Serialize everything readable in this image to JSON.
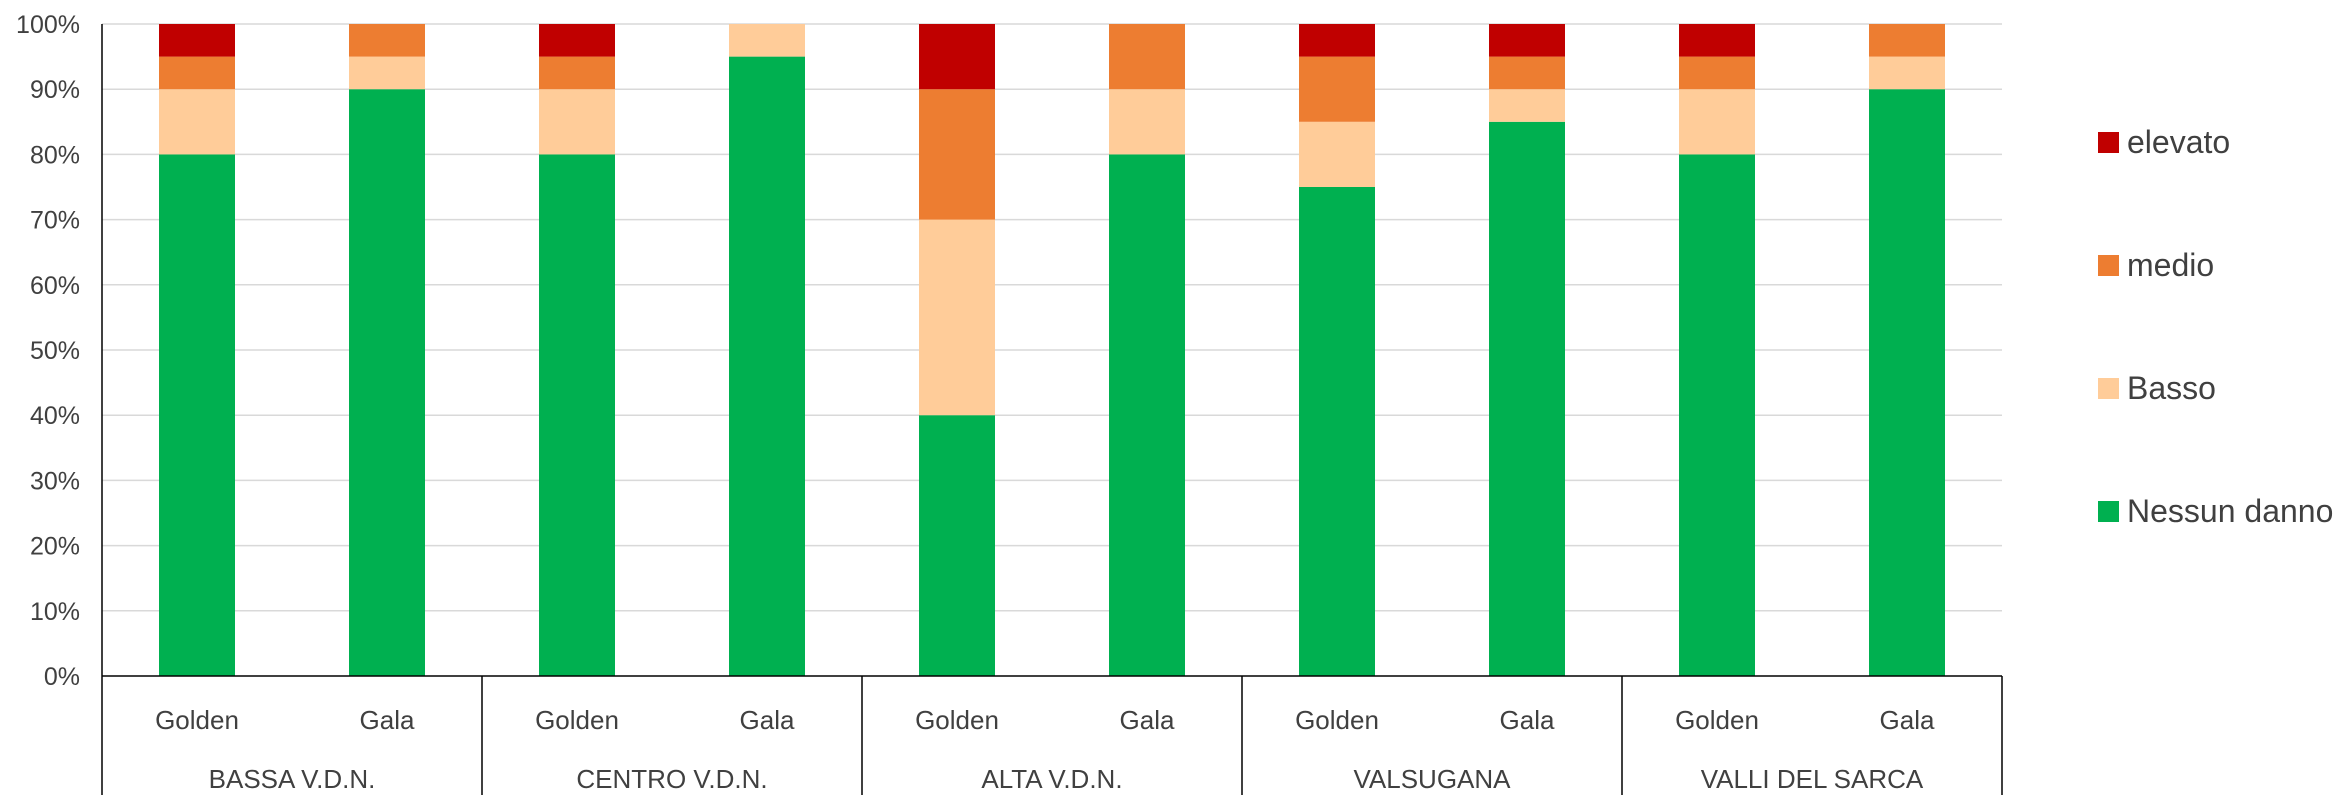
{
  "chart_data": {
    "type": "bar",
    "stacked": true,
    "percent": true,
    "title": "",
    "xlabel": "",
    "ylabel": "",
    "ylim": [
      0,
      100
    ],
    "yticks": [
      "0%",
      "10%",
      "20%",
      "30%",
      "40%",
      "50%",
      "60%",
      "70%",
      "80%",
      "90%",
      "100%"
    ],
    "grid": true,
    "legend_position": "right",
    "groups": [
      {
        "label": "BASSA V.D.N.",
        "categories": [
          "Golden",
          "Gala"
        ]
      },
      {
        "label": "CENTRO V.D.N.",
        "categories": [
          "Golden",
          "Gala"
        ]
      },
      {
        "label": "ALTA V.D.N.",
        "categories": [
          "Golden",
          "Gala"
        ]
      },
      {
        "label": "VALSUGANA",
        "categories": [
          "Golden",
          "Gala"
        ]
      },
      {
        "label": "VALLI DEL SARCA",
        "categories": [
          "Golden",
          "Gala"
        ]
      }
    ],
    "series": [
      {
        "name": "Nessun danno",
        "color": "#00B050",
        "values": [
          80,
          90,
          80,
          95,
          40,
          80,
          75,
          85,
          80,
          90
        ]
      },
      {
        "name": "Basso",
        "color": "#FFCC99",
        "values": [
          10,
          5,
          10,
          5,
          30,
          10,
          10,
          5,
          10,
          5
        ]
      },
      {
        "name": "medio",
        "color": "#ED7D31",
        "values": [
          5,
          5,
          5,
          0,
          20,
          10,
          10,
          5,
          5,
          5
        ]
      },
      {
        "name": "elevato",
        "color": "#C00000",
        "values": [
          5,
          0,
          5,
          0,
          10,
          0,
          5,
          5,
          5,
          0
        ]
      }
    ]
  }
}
════════════════════
**Problem to work on:** Look through the entries above for the word "color". Copy every line where it shows up.

**Response to the task:**
        "color": "#00B050",
        "color": "#FFCC99",
        "color": "#ED7D31",
        "color": "#C00000",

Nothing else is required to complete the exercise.